Data records:
____

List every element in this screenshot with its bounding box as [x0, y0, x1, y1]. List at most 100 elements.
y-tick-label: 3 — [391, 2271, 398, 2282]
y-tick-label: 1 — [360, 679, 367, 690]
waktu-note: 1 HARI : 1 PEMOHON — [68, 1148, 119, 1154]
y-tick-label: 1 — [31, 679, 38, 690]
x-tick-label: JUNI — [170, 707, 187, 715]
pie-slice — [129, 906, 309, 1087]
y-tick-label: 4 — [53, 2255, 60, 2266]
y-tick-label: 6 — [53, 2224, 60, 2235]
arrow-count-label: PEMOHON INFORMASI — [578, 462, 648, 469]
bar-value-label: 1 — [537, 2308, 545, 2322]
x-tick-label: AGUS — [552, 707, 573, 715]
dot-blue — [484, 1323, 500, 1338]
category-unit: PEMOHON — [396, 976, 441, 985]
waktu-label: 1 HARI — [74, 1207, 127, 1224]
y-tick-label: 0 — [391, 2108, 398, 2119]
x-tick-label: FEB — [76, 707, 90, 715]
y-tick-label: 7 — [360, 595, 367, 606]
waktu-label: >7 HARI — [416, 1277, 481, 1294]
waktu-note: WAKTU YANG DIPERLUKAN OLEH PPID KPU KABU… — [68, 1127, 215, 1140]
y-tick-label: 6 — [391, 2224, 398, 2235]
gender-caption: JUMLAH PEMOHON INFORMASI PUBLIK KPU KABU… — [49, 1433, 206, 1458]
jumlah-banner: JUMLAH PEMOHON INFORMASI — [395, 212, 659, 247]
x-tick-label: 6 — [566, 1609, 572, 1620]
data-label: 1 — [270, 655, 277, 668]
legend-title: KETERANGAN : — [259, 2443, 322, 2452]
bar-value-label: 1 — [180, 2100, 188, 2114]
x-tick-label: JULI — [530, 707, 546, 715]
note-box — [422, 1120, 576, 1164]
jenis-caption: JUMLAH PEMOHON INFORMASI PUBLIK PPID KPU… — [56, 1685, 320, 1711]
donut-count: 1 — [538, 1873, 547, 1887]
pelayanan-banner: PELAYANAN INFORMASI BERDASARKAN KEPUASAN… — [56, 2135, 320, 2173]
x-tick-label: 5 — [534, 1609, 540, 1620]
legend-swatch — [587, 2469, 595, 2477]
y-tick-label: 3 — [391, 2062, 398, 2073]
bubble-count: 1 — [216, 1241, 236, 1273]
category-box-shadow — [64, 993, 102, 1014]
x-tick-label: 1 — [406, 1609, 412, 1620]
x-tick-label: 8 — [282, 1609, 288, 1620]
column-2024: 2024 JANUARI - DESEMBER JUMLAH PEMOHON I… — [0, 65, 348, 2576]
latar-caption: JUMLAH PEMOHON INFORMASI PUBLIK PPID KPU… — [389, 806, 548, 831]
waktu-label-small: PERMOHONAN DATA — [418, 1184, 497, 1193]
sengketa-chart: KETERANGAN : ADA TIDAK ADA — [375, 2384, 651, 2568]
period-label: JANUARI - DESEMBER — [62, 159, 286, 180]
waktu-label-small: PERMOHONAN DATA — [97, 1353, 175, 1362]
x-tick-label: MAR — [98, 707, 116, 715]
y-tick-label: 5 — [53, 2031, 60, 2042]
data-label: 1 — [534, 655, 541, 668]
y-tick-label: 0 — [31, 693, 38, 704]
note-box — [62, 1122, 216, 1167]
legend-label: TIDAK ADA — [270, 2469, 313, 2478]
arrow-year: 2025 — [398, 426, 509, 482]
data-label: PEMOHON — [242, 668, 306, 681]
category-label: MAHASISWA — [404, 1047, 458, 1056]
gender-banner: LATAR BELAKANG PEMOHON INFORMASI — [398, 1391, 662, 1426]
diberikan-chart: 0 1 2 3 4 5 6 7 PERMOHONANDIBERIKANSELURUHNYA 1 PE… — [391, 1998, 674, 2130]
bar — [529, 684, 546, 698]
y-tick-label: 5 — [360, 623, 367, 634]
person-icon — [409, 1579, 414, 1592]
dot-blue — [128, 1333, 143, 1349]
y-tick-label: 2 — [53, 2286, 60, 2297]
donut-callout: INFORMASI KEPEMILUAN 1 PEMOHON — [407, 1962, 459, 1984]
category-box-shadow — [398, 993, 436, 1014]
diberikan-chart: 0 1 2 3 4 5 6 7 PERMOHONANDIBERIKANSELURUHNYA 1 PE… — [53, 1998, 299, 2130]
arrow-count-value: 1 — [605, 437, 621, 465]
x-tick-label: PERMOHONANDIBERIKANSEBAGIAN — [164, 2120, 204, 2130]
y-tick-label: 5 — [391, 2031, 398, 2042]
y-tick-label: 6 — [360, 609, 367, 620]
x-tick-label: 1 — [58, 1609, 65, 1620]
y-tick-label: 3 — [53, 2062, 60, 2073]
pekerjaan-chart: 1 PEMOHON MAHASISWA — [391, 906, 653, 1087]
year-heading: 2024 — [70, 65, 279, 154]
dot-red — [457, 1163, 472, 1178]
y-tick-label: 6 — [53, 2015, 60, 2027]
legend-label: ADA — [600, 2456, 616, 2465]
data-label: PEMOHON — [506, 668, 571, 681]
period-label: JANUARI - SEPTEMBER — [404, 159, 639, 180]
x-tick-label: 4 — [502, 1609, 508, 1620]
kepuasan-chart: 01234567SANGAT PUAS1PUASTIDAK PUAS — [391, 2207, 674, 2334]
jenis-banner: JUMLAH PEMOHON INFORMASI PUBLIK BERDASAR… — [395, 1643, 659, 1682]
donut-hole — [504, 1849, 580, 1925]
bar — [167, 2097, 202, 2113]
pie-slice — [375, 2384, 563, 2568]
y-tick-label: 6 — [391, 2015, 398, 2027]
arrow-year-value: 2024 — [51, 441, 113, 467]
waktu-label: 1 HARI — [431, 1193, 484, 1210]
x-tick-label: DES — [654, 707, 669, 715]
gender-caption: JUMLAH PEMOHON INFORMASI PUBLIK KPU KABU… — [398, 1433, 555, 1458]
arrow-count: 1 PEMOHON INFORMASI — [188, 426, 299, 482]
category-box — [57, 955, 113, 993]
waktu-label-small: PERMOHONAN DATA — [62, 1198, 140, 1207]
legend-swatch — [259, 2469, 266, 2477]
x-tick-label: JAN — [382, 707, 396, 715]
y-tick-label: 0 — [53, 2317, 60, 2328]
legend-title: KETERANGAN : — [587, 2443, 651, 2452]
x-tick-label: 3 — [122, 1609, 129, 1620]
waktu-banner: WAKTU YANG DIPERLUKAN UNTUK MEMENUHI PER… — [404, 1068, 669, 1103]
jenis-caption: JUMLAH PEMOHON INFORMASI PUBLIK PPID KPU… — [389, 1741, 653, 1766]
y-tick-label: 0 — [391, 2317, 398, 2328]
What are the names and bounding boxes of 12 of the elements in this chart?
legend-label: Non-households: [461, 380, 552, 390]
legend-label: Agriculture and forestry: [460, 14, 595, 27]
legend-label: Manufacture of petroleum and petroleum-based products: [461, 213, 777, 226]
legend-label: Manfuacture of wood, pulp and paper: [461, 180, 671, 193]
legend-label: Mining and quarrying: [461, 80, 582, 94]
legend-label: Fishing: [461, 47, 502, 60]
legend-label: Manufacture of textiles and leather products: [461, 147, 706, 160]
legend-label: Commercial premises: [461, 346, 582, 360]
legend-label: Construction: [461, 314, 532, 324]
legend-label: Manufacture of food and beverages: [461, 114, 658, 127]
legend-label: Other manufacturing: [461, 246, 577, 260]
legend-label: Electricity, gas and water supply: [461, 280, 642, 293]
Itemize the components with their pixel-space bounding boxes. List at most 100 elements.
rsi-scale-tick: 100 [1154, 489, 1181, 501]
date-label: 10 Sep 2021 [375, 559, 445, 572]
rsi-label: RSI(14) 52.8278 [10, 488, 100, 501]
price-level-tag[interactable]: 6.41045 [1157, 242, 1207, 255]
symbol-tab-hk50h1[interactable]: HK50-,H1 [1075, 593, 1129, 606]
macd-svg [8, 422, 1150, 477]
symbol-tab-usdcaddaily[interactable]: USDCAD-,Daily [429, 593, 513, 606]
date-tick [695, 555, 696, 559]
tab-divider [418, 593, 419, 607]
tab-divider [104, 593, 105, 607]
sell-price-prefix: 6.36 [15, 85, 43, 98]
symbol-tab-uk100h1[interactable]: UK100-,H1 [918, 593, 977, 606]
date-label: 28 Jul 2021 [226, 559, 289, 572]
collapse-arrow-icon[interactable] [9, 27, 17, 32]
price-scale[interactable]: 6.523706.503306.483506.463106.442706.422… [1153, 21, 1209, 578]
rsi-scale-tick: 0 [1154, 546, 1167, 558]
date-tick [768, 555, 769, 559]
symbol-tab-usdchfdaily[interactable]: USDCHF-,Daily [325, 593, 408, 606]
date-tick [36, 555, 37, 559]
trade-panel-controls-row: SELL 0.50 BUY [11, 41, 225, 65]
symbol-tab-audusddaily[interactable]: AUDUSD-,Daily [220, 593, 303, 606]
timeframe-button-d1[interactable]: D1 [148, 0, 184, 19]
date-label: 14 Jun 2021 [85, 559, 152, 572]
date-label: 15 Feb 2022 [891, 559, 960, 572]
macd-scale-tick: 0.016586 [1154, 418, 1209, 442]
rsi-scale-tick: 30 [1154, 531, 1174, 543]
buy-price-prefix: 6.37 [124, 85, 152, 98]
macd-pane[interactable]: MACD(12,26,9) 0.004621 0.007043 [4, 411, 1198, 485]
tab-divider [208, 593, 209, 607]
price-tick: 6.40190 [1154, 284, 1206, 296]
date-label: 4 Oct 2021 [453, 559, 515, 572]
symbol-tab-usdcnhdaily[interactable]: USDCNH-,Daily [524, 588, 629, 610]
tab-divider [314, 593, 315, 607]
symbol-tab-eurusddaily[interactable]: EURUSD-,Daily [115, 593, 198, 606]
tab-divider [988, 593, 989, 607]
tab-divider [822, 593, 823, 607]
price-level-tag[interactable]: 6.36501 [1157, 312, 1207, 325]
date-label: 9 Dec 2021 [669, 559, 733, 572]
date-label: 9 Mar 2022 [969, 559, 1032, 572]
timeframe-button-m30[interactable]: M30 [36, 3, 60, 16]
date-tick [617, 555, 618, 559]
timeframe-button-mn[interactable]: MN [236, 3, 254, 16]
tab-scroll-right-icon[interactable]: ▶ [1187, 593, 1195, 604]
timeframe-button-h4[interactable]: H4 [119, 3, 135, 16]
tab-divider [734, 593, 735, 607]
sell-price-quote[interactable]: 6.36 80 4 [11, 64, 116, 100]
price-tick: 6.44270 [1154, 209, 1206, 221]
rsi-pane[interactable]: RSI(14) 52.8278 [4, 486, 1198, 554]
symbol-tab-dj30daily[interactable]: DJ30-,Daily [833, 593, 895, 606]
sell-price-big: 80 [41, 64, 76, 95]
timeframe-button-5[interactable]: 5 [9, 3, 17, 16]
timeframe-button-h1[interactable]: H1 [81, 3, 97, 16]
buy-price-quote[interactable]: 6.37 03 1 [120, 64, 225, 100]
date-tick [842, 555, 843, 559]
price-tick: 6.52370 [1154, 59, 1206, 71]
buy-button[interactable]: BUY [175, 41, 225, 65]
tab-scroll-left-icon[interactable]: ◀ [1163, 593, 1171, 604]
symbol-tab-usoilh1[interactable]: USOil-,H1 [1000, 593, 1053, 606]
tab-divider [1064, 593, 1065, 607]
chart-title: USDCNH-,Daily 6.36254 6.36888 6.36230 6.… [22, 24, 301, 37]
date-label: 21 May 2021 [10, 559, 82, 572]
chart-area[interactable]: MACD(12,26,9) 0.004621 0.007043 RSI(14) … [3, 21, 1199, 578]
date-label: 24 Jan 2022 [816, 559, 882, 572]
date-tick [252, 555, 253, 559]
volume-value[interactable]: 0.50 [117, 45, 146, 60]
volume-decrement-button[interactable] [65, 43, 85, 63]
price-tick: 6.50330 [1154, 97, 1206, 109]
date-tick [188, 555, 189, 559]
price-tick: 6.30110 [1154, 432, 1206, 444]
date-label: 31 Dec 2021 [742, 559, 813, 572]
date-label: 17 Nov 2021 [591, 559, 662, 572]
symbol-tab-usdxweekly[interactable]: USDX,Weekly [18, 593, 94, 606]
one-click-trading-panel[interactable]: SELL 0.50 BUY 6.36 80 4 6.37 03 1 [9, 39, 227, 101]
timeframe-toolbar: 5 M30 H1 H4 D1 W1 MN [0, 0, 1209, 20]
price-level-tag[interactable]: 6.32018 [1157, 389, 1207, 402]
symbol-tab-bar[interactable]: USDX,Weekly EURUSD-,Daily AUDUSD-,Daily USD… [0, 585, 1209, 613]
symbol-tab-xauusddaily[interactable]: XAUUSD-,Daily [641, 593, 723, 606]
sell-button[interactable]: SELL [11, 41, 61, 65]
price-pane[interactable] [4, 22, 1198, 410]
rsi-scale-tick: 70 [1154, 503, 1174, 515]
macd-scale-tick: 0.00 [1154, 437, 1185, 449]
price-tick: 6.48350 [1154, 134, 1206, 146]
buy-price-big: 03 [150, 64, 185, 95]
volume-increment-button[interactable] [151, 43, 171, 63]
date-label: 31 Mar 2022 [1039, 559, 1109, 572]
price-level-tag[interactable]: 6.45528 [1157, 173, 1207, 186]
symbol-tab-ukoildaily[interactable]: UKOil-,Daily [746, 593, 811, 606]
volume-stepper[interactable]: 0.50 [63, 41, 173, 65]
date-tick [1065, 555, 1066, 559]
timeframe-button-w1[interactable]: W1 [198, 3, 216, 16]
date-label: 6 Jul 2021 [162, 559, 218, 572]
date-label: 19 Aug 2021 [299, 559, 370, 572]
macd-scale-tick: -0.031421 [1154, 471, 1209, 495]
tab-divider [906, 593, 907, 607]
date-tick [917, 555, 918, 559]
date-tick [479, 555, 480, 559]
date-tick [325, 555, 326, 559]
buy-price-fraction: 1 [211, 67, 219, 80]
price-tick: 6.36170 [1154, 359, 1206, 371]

____

#### TASK DETAILS:
Copy the lines of the material word for word, starting at its first line and ending with the line that contains "y-tick-label: 6 — [53, 2224, 60, 2235]", both ends included.

#### TASK OUTPUT:
List every element in this screenshot with its bounding box as [x0, y0, x1, y1]. List at most 100 elements.
y-tick-label: 3 — [391, 2271, 398, 2282]
y-tick-label: 1 — [360, 679, 367, 690]
waktu-note: 1 HARI : 1 PEMOHON — [68, 1148, 119, 1154]
y-tick-label: 1 — [31, 679, 38, 690]
x-tick-label: JUNI — [170, 707, 187, 715]
pie-slice — [129, 906, 309, 1087]
y-tick-label: 4 — [53, 2255, 60, 2266]
y-tick-label: 6 — [53, 2224, 60, 2235]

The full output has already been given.